— Exercise goal —
Go through the listing and return every line with "JSON" in it.

Dataset records
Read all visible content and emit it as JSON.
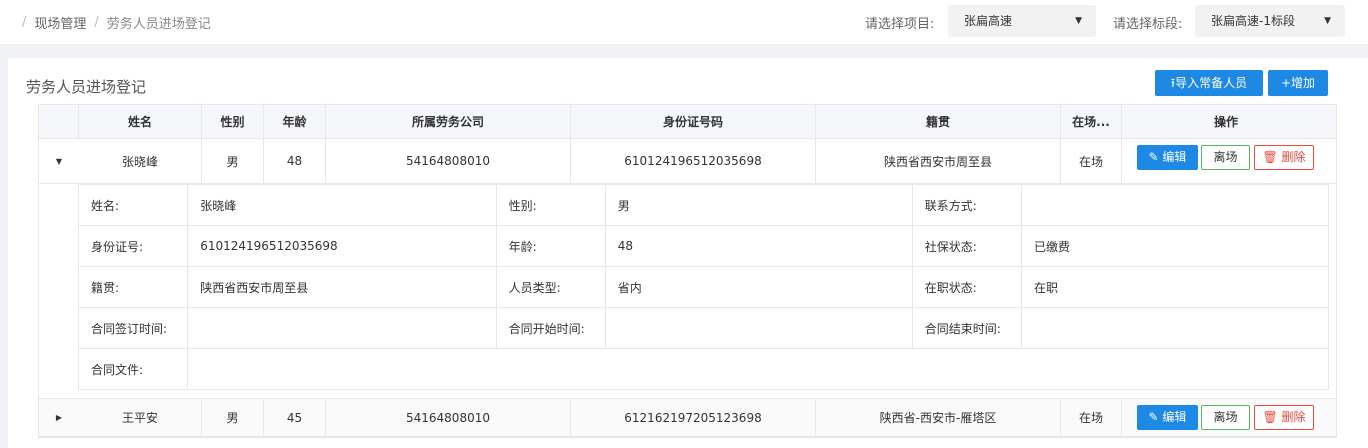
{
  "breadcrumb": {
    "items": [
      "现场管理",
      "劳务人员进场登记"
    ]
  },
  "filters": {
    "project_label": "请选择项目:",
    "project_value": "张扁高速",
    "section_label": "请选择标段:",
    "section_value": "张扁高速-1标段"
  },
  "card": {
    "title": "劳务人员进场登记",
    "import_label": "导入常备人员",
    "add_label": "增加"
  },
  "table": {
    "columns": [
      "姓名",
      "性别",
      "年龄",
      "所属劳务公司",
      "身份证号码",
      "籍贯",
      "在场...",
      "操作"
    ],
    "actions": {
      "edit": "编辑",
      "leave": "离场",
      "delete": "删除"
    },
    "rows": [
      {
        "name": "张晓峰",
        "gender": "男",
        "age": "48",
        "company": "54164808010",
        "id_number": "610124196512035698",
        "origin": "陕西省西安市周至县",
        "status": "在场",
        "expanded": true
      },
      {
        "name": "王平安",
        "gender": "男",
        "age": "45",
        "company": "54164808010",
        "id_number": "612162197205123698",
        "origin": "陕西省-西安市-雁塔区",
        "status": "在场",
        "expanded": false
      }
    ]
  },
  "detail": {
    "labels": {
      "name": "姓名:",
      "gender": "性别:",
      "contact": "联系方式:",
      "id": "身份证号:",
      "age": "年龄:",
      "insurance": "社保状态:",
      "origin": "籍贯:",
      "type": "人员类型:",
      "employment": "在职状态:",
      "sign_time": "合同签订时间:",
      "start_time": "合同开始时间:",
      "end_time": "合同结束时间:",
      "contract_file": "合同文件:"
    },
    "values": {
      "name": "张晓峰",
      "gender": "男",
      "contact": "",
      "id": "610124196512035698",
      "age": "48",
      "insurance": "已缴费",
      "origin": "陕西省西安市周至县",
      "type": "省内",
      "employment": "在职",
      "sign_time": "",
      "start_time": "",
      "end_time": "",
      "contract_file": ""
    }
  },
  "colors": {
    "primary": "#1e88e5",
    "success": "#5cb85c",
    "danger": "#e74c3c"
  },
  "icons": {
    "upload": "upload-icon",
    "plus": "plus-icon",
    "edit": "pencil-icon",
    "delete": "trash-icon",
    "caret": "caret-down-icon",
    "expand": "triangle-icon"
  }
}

* * *

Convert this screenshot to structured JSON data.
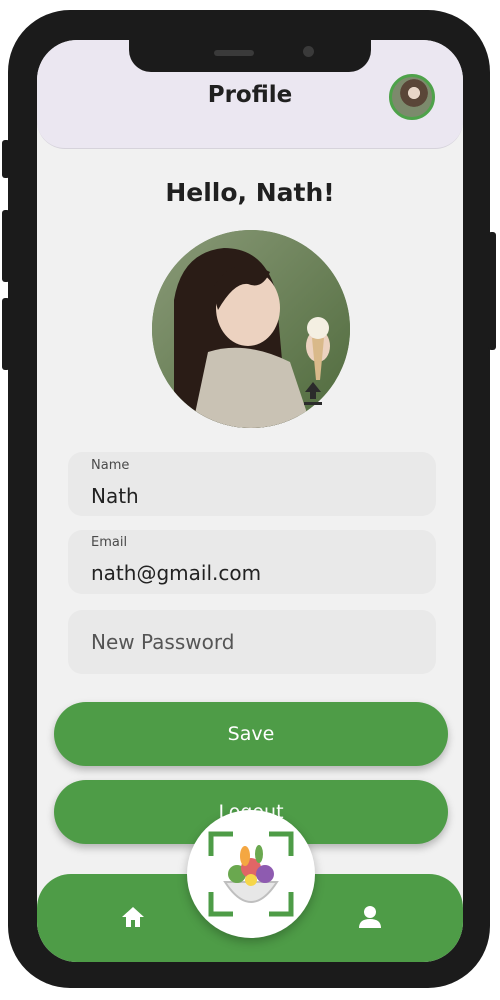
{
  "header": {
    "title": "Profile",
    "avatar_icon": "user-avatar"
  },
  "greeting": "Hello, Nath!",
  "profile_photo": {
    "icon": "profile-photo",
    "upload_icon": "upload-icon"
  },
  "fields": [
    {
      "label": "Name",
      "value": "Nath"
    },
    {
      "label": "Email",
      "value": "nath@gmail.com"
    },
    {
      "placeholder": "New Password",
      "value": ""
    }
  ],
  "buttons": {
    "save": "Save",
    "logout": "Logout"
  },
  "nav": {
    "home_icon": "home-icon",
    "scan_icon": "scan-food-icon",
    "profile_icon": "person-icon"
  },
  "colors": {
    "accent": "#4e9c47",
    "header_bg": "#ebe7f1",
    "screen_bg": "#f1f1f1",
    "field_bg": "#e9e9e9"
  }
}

— Full solution —
Read all visible content and emit it as JSON.
Convert this screenshot to structured JSON data.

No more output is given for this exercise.